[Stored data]
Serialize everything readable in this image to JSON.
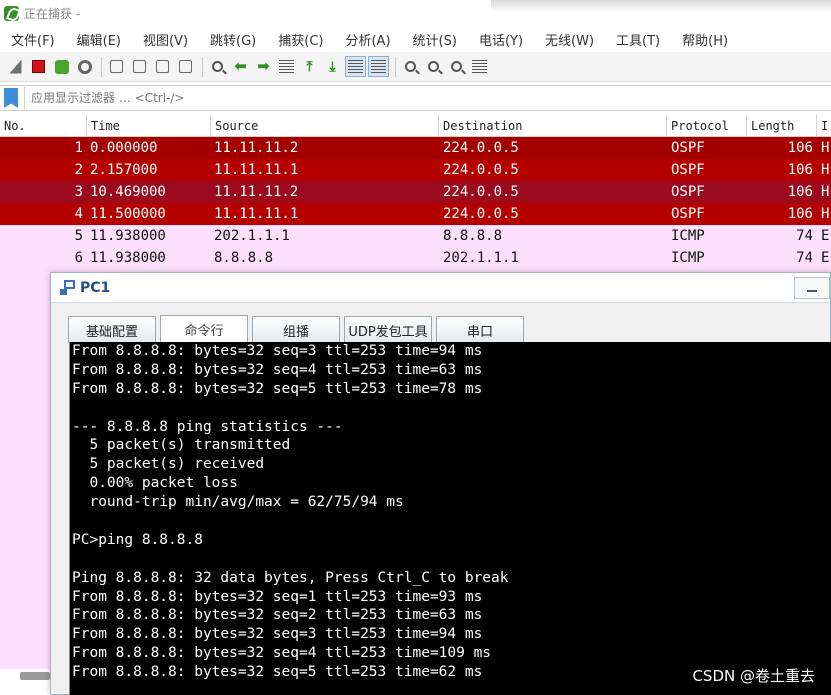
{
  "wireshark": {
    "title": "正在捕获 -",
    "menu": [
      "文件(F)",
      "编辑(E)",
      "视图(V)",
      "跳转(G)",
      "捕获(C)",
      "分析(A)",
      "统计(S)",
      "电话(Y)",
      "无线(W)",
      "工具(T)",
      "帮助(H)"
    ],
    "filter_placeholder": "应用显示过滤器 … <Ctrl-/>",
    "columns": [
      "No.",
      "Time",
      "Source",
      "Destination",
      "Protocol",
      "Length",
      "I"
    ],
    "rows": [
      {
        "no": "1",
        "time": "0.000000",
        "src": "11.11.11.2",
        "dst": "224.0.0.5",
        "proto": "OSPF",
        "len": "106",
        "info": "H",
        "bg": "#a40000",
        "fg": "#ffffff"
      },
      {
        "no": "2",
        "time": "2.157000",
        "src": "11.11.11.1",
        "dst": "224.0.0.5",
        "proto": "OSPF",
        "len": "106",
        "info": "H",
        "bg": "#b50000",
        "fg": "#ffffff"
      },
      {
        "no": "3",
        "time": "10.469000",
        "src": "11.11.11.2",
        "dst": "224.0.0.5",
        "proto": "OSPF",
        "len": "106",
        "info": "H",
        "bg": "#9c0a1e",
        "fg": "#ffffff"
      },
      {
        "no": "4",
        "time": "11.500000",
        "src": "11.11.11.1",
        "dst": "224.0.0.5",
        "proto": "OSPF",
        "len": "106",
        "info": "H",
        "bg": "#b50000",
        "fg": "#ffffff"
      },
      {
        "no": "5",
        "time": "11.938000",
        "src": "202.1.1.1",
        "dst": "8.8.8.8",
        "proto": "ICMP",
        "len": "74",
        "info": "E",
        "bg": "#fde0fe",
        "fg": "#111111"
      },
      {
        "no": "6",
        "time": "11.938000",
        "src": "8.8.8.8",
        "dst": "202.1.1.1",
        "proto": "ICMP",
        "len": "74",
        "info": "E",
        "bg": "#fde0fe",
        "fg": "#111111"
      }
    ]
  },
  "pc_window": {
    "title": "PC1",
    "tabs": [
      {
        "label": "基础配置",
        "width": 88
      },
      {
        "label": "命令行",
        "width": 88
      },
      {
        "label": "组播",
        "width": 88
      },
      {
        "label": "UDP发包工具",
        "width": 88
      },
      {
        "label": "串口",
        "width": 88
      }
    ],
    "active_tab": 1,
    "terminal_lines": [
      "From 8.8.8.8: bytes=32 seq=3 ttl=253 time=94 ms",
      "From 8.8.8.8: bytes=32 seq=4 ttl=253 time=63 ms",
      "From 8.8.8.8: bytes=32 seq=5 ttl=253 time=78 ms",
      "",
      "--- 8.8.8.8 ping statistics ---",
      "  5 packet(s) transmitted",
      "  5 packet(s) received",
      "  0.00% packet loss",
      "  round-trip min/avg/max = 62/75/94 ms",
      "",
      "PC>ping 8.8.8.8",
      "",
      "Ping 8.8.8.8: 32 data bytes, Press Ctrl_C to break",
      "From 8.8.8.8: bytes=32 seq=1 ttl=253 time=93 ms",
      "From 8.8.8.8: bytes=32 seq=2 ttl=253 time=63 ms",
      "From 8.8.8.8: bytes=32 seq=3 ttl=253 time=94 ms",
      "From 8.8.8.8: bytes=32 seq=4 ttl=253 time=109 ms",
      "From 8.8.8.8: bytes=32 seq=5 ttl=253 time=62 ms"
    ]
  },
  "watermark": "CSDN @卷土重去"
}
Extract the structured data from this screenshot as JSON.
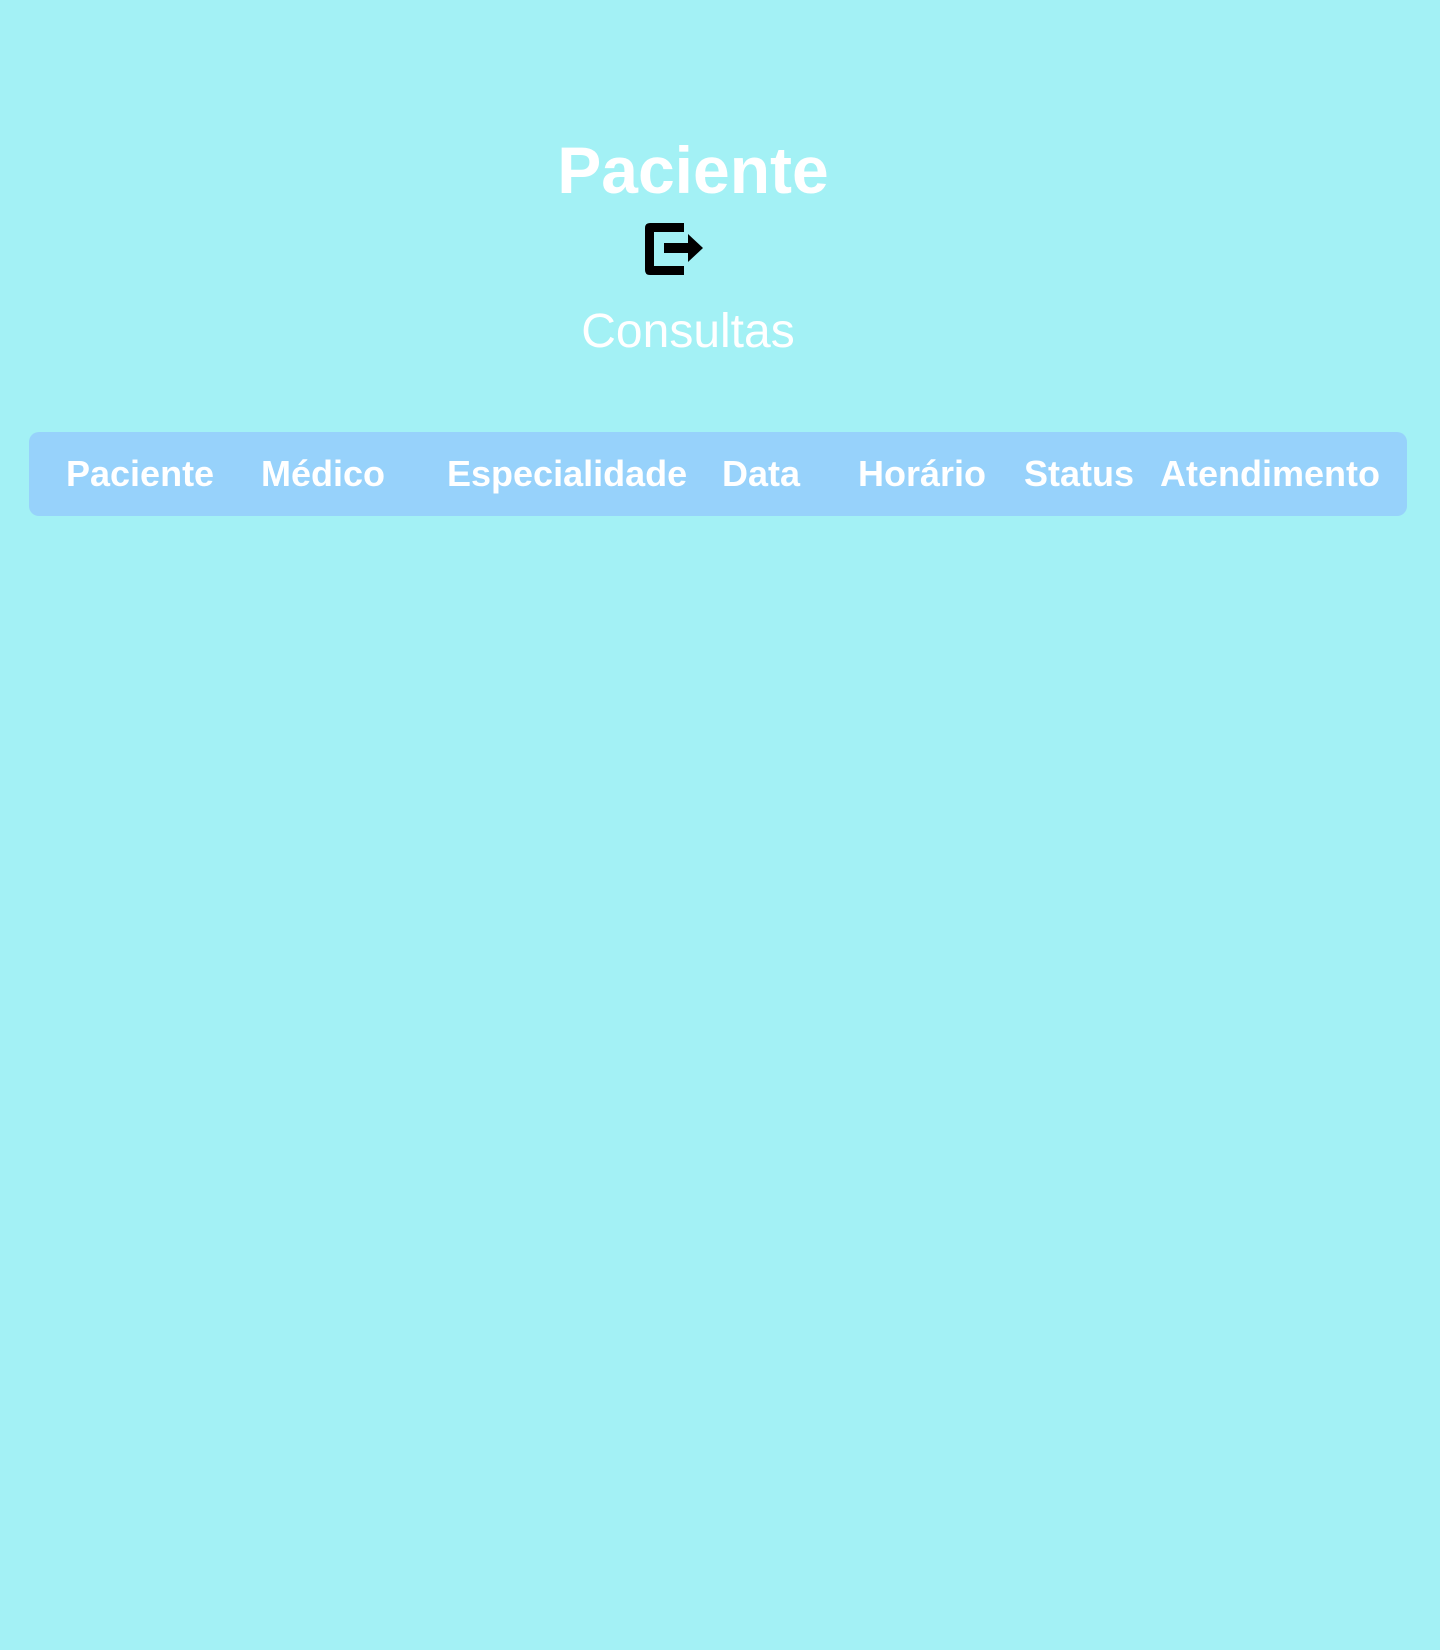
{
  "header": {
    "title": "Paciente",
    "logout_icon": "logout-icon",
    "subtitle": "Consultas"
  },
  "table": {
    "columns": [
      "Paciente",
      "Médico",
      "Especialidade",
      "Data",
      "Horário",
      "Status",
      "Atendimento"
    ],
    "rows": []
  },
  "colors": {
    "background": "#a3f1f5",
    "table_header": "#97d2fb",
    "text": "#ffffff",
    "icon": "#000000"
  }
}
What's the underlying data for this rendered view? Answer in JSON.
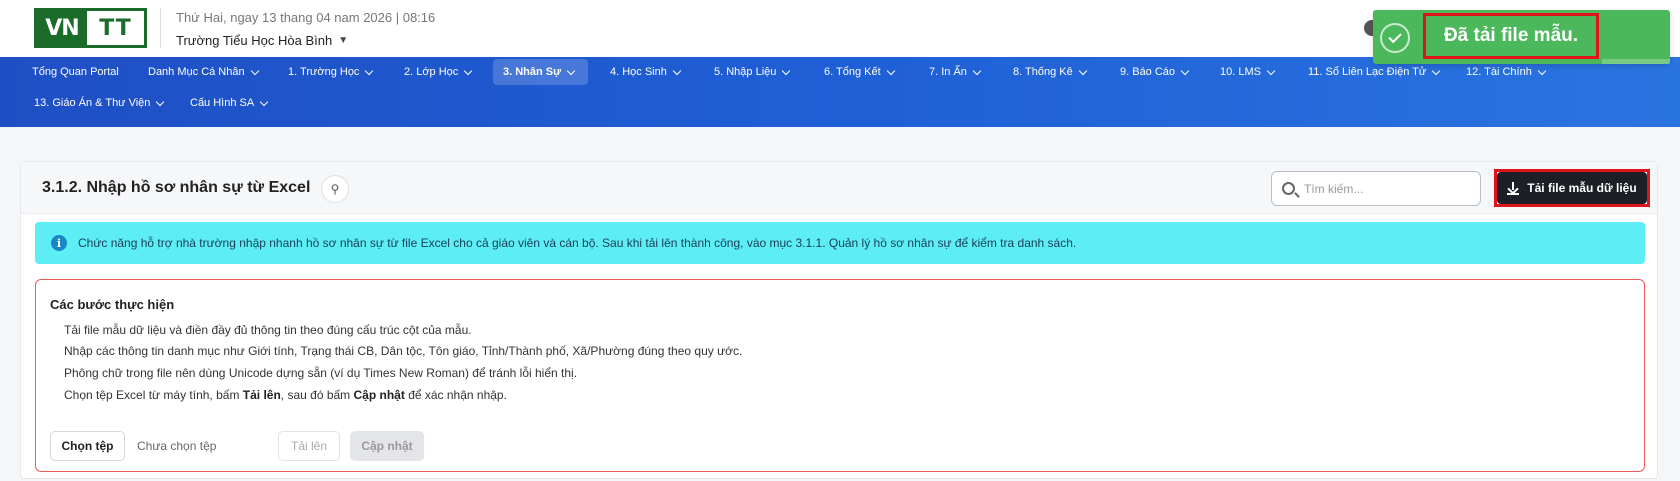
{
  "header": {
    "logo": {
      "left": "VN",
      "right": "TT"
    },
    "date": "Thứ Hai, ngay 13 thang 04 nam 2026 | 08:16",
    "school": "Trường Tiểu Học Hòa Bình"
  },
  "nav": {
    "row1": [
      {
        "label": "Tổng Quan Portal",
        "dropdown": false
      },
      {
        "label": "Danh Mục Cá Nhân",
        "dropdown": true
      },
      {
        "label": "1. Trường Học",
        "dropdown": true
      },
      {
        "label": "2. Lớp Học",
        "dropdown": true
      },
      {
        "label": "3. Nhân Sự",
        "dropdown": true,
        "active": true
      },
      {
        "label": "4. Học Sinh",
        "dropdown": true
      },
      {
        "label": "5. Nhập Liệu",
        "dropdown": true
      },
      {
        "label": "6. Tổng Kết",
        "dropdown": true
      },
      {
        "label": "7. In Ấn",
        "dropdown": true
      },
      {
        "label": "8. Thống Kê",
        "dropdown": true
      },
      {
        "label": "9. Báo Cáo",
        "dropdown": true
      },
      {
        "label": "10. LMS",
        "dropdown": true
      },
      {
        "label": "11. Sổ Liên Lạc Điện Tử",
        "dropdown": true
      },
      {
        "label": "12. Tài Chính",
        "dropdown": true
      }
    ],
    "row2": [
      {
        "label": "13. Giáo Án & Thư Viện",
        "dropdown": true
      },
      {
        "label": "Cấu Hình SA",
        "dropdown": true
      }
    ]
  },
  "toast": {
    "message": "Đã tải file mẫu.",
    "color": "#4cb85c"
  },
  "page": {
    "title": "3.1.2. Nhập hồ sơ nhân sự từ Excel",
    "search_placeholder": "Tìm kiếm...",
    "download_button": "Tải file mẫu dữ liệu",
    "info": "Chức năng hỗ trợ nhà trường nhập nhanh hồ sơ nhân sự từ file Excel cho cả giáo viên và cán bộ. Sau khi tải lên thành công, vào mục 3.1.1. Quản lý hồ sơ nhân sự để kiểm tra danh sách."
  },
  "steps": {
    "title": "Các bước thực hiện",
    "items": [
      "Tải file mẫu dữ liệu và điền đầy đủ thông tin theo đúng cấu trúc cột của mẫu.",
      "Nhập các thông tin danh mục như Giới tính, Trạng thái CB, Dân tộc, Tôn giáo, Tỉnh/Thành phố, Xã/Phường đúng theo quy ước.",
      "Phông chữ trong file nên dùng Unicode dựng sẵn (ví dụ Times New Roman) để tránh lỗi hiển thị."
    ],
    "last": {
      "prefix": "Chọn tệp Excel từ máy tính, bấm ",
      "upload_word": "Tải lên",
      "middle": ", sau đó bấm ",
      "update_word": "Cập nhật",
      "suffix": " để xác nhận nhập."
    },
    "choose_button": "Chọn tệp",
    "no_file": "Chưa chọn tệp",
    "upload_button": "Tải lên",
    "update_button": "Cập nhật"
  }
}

[SET EXERCISE]
Filter out every line that lacks the word "JSON", and copy the rest.

[PROBLEM SOLUTION]
Serialize everything readable in this image to JSON.
Extract the structured data from this screenshot as JSON.
What's the underlying data for this rendered view? Answer in JSON.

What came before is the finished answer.